◆ **WHAT THIS TASK INVOLVES**: Retype all of the entries word for word.

◆ **DATA SHOWN**:
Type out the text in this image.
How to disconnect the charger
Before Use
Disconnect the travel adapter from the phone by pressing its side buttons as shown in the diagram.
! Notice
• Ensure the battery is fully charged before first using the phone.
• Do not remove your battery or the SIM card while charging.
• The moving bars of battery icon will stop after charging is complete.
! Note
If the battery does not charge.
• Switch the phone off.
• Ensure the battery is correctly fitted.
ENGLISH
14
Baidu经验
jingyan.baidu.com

◆ **SOLUTION FOR THIS TASK**:
Type out the text in this image.
How to disconnect the charger
Before Use
Disconnect the travel adapter from the phone by pressing its side buttons as shown in the diagram.
! Notice
• Ensure the battery is fully charged before first using the phone.
• Do not remove your battery or the SIM card while charging.
• The moving bars of battery icon will stop after charging is complete.
! Note
If the battery does not charge.
• Switch the phone off.
• Ensure the battery is correctly fitted.
ENGLISH
14
Baidu经验
jingyan.baidu.com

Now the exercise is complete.